> [Given data]:
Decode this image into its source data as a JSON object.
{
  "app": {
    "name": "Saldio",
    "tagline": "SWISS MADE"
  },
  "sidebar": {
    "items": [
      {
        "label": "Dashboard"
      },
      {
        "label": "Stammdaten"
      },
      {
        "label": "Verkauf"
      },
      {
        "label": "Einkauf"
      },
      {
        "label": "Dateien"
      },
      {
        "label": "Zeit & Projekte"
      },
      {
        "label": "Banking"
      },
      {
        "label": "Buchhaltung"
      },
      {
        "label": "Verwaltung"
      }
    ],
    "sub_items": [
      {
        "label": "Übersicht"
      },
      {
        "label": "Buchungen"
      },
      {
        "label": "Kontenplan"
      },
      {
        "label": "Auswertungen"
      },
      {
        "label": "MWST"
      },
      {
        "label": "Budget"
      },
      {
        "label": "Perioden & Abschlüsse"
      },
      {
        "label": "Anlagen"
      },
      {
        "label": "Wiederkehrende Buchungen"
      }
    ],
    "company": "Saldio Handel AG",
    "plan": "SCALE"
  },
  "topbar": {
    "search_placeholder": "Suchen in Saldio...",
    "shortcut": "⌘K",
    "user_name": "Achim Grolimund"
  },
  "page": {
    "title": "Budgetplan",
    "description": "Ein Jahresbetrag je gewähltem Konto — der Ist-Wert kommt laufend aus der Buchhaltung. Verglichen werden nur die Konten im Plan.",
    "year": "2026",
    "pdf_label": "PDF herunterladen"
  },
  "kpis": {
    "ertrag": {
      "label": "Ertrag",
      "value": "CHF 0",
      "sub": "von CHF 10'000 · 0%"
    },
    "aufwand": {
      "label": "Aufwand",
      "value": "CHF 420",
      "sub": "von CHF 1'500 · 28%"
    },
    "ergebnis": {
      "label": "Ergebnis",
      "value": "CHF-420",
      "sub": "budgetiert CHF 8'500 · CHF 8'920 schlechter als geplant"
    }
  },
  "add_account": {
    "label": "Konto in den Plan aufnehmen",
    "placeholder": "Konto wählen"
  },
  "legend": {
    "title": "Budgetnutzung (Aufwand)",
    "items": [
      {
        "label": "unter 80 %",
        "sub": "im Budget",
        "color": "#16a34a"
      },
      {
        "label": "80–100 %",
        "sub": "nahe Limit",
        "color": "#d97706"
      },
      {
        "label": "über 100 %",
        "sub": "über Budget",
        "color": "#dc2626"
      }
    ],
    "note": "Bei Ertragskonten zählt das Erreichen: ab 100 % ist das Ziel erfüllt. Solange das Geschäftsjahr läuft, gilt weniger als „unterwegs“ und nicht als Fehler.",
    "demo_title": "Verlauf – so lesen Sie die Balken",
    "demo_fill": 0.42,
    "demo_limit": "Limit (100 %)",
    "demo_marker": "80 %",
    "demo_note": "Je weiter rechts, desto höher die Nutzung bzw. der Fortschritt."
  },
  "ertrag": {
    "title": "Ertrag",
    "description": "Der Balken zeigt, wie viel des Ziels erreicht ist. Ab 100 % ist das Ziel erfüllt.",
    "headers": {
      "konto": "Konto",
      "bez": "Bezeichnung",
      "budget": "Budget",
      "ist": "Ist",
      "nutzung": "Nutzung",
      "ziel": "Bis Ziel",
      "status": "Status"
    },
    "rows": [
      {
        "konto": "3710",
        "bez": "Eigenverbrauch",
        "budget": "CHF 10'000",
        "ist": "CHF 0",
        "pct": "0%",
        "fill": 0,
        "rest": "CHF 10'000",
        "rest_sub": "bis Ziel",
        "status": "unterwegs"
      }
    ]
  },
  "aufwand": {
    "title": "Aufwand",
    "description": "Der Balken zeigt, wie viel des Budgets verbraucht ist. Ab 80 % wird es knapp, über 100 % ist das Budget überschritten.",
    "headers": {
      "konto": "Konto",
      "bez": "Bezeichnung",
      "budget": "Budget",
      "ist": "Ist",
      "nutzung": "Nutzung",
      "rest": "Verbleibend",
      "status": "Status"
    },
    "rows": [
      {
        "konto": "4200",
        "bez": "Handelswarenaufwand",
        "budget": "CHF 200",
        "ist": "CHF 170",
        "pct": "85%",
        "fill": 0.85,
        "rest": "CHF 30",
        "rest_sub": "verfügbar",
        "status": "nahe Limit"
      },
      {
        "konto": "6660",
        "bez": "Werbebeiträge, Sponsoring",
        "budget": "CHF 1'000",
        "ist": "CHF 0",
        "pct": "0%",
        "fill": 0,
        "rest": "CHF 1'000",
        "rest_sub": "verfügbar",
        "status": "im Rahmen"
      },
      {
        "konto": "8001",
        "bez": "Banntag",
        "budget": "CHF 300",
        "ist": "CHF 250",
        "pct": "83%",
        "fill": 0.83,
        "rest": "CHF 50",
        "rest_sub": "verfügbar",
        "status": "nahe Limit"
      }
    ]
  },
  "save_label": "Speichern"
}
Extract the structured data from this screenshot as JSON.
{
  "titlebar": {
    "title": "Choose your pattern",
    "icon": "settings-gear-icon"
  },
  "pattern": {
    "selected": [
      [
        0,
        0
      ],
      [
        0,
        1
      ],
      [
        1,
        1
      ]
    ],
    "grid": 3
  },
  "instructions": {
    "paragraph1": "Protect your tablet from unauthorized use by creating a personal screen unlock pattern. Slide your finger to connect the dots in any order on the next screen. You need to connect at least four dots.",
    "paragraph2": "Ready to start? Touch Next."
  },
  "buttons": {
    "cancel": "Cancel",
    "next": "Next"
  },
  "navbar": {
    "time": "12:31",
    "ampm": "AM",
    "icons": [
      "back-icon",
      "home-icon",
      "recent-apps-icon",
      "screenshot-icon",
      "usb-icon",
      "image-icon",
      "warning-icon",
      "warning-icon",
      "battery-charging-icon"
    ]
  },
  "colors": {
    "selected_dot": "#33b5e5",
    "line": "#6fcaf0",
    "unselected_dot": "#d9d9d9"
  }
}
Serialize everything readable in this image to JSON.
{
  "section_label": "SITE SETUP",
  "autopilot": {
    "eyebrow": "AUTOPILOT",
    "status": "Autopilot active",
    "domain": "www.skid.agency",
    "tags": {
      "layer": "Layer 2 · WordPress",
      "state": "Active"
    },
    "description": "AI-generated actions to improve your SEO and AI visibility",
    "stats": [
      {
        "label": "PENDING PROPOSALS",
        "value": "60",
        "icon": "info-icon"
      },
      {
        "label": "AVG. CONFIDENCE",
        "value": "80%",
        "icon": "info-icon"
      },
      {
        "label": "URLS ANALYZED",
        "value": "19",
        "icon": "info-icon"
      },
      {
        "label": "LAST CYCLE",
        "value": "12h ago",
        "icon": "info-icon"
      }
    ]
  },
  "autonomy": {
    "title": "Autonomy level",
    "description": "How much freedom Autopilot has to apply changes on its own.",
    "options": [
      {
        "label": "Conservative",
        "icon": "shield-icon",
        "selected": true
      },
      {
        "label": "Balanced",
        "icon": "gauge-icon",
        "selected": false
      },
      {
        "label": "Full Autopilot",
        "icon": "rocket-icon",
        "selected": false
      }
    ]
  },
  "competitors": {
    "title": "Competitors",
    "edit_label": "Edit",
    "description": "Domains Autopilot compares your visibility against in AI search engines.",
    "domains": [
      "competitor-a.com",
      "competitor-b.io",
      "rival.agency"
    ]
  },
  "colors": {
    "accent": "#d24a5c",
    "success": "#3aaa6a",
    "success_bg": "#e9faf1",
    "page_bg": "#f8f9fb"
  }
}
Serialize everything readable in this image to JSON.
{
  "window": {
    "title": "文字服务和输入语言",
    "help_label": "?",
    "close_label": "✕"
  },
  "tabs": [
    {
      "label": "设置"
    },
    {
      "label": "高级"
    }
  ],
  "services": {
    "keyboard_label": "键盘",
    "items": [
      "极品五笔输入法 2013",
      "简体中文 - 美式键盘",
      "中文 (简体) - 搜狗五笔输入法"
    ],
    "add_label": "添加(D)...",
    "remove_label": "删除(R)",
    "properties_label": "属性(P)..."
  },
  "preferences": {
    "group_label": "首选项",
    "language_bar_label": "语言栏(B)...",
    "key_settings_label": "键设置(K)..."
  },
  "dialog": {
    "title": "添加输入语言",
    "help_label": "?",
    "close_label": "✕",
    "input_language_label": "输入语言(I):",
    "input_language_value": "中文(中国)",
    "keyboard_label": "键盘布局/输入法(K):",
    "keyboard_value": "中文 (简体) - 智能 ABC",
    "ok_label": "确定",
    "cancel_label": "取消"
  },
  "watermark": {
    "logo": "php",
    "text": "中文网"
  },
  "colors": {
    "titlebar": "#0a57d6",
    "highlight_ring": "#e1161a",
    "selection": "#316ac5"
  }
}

> [What the task requires]:
Go through the listing above and list every line that has the word "agency".

> [Completed exercise]:
    "domain": "www.skid.agency",
      "rival.agency"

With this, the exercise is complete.